GIVEN REQUEST: Read the data and repeat all of it exactly.

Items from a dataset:
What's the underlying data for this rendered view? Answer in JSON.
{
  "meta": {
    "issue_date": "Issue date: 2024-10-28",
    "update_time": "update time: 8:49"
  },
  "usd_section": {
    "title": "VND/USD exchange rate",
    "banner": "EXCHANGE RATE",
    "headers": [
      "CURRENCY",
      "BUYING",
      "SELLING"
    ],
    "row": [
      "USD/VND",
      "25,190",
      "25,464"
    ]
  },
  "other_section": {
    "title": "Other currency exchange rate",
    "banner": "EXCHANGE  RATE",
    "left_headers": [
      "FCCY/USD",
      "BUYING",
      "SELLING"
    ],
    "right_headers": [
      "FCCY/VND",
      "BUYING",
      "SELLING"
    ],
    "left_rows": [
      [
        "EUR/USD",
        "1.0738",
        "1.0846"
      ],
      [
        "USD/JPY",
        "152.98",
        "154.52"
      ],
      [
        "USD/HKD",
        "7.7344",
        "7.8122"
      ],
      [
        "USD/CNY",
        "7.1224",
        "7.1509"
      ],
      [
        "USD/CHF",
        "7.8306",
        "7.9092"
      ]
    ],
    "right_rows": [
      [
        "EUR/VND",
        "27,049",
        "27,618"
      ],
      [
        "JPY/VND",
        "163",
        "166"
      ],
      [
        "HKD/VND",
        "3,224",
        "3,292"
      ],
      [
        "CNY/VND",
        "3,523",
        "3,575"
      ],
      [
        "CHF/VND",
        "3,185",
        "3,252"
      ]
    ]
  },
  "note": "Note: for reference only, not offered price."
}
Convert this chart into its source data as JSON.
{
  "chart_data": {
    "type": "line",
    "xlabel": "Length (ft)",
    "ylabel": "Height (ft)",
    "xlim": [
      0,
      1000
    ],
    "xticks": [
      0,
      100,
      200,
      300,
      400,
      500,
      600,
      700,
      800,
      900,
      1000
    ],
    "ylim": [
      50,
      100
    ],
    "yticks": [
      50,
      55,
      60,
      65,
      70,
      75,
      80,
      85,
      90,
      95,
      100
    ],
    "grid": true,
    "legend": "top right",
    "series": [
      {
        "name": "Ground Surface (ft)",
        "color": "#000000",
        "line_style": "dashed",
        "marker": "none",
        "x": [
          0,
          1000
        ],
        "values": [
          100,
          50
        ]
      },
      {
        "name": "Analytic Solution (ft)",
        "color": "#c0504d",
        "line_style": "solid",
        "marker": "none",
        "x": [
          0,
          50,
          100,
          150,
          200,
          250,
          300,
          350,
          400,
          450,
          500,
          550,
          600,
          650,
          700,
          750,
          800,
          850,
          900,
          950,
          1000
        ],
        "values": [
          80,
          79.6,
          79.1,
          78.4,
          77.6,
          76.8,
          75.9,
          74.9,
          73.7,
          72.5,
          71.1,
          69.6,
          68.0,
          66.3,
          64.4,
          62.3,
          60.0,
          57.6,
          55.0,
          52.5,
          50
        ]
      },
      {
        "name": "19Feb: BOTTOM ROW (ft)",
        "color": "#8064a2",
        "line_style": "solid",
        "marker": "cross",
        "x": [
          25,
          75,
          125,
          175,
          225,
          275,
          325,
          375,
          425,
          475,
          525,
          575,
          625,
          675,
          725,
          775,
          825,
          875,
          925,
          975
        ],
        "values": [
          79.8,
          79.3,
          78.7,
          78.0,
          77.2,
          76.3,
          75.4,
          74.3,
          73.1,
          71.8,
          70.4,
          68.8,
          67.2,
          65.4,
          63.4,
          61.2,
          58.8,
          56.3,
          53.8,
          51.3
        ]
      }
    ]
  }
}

ANSWER TO THE PROBLEM:
What's the underlying data for this rendered view? Answer in JSON.
{
  "meta": {
    "issue_date": "Issue date: 2024-10-28",
    "update_time": "update time: 8:49"
  },
  "usd_section": {
    "title": "VND/USD exchange rate",
    "banner": "EXCHANGE RATE",
    "headers": [
      "CURRENCY",
      "BUYING",
      "SELLING"
    ],
    "row": [
      "USD/VND",
      "25,190",
      "25,464"
    ]
  },
  "other_section": {
    "title": "Other currency exchange rate",
    "banner": "EXCHANGE  RATE",
    "left_headers": [
      "FCCY/USD",
      "BUYING",
      "SELLING"
    ],
    "right_headers": [
      "FCCY/VND",
      "BUYING",
      "SELLING"
    ],
    "left_rows": [
      [
        "EUR/USD",
        "1.0738",
        "1.0846"
      ],
      [
        "USD/JPY",
        "152.98",
        "154.52"
      ],
      [
        "USD/HKD",
        "7.7344",
        "7.8122"
      ],
      [
        "USD/CNY",
        "7.1224",
        "7.1509"
      ],
      [
        "USD/CHF",
        "7.8306",
        "7.9092"
      ]
    ],
    "right_rows": [
      [
        "EUR/VND",
        "27,049",
        "27,618"
      ],
      [
        "JPY/VND",
        "163",
        "166"
      ],
      [
        "HKD/VND",
        "3,224",
        "3,292"
      ],
      [
        "CNY/VND",
        "3,523",
        "3,575"
      ],
      [
        "CHF/VND",
        "3,185",
        "3,252"
      ]
    ]
  },
  "note": "Note: for reference only, not offered price."
}
Convert this chart into its source data as JSON.
{
  "chart_data": {
    "type": "line",
    "xlabel": "Length (ft)",
    "ylabel": "Height (ft)",
    "xlim": [
      0,
      1000
    ],
    "xticks": [
      0,
      100,
      200,
      300,
      400,
      500,
      600,
      700,
      800,
      900,
      1000
    ],
    "ylim": [
      50,
      100
    ],
    "yticks": [
      50,
      55,
      60,
      65,
      70,
      75,
      80,
      85,
      90,
      95,
      100
    ],
    "grid": true,
    "legend": "top right",
    "series": [
      {
        "name": "Ground Surface (ft)",
        "color": "#000000",
        "line_style": "dashed",
        "marker": "none",
        "x": [
          0,
          1000
        ],
        "values": [
          100,
          50
        ]
      },
      {
        "name": "Analytic Solution (ft)",
        "color": "#c0504d",
        "line_style": "solid",
        "marker": "none",
        "x": [
          0,
          50,
          100,
          150,
          200,
          250,
          300,
          350,
          400,
          450,
          500,
          550,
          600,
          650,
          700,
          750,
          800,
          850,
          900,
          950,
          1000
        ],
        "values": [
          80,
          79.6,
          79.1,
          78.4,
          77.6,
          76.8,
          75.9,
          74.9,
          73.7,
          72.5,
          71.1,
          69.6,
          68.0,
          66.3,
          64.4,
          62.3,
          60.0,
          57.6,
          55.0,
          52.5,
          50
        ]
      },
      {
        "name": "19Feb: BOTTOM ROW (ft)",
        "color": "#8064a2",
        "line_style": "solid",
        "marker": "cross",
        "x": [
          25,
          75,
          125,
          175,
          225,
          275,
          325,
          375,
          425,
          475,
          525,
          575,
          625,
          675,
          725,
          775,
          825,
          875,
          925,
          975
        ],
        "values": [
          79.8,
          79.3,
          78.7,
          78.0,
          77.2,
          76.3,
          75.4,
          74.3,
          73.1,
          71.8,
          70.4,
          68.8,
          67.2,
          65.4,
          63.4,
          61.2,
          58.8,
          56.3,
          53.8,
          51.3
        ]
      }
    ]
  }
}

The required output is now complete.